**Given problem**
Report every line from the material that contains the word "организации".

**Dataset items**
>> start

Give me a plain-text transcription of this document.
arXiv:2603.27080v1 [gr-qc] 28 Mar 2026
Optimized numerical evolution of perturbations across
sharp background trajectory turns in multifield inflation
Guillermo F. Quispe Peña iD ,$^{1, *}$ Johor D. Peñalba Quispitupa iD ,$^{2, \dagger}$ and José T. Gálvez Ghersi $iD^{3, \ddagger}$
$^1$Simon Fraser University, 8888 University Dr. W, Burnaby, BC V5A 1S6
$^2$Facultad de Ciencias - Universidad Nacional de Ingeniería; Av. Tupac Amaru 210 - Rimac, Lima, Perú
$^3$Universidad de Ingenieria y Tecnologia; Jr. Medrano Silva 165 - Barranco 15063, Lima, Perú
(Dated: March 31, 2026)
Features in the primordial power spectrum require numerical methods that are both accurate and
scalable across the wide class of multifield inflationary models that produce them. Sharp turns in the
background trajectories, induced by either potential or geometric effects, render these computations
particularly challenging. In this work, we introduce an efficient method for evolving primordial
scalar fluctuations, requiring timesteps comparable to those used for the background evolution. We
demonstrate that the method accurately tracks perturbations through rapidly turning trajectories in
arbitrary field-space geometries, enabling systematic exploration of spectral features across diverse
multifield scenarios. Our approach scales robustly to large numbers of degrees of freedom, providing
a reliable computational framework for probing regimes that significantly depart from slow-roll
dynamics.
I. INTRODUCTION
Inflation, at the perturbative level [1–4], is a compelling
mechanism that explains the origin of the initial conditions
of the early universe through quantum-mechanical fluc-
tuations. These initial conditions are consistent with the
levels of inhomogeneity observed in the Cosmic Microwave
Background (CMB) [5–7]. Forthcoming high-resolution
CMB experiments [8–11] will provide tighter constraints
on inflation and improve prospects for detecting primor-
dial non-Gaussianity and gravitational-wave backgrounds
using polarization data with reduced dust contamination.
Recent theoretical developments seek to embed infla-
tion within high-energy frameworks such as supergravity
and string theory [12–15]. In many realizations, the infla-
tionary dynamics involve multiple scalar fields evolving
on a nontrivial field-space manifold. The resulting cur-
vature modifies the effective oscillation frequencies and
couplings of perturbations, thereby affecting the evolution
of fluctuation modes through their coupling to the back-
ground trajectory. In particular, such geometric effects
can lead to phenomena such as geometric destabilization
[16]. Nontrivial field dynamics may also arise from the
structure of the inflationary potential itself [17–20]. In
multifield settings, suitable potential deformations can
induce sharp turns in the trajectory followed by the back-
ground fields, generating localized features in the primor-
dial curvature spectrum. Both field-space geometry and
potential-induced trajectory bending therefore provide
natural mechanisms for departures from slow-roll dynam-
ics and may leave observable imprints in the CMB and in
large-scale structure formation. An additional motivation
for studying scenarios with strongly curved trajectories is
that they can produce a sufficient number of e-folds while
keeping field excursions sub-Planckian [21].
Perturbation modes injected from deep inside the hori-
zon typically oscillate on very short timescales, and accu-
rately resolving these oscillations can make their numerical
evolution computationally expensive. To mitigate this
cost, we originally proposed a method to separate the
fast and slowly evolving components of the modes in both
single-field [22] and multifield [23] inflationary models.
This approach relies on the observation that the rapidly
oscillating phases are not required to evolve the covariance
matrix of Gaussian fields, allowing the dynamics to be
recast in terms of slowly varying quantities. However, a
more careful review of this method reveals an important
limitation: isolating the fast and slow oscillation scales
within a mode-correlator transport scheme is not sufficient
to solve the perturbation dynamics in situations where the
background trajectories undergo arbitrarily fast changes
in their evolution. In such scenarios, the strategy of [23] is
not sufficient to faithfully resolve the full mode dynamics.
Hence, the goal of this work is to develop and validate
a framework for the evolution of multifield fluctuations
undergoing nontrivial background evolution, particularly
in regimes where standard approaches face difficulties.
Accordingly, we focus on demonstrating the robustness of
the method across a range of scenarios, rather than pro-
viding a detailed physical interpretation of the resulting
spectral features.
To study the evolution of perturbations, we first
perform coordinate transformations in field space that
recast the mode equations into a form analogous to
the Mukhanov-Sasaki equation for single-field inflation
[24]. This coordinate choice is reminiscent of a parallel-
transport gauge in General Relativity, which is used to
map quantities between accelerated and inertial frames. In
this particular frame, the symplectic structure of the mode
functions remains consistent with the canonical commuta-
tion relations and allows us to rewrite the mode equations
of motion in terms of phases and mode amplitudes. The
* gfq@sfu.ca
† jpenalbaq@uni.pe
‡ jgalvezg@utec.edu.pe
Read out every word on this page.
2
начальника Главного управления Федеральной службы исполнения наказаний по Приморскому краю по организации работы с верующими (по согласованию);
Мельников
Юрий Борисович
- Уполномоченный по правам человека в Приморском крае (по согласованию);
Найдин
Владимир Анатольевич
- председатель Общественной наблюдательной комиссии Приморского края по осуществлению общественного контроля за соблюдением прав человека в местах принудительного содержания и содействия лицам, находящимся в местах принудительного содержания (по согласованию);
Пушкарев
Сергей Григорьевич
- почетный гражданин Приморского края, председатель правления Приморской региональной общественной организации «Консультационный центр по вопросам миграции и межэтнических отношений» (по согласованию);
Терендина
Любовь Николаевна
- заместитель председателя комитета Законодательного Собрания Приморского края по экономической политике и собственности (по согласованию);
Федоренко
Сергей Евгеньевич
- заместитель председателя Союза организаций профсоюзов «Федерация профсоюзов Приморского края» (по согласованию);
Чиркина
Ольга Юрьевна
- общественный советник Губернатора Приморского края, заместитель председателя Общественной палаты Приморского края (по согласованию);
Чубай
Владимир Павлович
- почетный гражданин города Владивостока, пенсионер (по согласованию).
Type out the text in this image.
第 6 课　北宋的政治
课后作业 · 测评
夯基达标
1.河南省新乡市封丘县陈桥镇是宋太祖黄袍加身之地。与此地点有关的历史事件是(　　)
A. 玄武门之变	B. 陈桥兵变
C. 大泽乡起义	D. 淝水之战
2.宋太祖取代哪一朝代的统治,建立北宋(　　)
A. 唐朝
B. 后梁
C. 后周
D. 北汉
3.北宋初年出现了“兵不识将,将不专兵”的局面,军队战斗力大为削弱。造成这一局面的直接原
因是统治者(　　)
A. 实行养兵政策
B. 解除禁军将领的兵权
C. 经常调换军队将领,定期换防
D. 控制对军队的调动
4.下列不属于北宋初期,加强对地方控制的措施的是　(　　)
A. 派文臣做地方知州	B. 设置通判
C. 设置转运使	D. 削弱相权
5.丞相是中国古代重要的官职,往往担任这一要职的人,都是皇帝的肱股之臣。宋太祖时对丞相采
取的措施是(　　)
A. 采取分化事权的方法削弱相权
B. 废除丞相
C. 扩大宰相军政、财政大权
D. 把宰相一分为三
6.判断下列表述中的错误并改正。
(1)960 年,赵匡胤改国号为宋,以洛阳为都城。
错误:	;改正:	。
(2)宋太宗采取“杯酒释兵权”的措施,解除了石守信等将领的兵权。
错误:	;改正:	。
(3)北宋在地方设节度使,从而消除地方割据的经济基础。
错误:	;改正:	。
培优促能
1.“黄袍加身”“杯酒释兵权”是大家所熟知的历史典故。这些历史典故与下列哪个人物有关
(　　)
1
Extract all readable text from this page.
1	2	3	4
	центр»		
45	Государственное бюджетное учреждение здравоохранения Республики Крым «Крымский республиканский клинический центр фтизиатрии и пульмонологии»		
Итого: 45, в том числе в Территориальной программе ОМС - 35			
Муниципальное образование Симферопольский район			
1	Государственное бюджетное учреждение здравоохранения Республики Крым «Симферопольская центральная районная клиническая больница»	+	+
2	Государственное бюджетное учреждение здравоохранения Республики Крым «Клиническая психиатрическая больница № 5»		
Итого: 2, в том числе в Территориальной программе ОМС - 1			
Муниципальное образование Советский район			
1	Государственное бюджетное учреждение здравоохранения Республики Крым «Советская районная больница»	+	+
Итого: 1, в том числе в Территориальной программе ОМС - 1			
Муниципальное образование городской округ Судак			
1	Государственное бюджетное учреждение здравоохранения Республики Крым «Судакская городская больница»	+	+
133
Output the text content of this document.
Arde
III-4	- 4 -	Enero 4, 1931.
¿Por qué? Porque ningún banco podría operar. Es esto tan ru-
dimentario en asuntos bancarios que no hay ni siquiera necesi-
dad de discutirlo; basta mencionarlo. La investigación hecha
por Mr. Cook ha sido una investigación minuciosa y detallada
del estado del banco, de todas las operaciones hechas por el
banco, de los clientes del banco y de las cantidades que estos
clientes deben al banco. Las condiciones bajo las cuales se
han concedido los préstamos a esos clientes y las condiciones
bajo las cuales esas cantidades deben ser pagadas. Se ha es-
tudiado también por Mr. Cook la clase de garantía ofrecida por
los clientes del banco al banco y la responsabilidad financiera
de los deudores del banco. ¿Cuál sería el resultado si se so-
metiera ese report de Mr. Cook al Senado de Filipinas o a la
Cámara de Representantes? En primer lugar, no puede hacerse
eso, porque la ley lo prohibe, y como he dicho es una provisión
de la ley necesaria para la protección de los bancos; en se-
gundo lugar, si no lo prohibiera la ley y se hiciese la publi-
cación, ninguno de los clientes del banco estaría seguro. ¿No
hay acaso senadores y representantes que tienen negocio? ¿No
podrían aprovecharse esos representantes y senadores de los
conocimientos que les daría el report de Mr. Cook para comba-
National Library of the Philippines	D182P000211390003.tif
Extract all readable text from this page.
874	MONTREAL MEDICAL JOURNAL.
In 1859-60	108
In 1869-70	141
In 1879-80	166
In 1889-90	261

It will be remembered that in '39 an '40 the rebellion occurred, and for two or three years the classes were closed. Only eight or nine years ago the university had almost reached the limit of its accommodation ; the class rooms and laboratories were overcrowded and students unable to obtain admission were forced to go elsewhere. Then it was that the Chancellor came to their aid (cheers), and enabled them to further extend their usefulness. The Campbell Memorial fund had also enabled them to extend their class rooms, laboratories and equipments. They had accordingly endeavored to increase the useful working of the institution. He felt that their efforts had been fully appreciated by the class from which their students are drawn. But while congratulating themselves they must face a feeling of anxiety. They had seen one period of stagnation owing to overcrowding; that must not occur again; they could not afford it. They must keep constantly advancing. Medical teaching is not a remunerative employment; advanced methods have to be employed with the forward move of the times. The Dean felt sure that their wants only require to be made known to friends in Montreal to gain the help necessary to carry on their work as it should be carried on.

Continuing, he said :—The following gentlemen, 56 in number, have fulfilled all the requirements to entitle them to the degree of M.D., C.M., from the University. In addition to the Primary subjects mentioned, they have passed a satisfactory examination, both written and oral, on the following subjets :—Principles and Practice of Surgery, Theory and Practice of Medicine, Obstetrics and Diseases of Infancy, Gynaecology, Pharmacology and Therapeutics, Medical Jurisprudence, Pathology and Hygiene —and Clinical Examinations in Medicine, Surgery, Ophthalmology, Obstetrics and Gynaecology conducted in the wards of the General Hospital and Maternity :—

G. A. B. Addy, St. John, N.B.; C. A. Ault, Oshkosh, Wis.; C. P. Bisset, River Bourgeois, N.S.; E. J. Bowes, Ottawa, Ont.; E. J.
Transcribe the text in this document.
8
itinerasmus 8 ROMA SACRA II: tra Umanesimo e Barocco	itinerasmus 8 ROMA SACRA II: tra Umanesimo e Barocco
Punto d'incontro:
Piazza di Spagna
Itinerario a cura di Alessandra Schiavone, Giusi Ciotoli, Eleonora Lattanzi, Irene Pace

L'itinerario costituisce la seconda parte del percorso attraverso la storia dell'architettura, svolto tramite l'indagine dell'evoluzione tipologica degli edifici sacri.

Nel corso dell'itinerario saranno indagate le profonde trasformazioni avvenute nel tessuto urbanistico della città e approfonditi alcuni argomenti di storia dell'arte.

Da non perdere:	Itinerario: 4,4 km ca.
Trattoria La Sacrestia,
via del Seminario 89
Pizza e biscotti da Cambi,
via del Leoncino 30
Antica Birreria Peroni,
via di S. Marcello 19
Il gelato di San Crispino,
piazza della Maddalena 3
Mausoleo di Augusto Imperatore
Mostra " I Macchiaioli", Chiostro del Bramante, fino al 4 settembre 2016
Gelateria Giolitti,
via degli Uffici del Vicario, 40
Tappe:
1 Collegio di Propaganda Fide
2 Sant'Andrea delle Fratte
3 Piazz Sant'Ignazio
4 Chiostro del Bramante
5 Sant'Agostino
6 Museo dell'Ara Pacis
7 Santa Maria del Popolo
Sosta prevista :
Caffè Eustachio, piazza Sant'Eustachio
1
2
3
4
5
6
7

>> end

**Response**
начальника Главного управления Федеральной службы исполнения наказаний по Приморскому краю по организации работы с верующими (по согласованию);
- почетный гражданин Приморского края, председатель правления Приморской региональной общественной организации «Консультационный центр по вопросам миграции и межэтнических отношений» (по согласованию);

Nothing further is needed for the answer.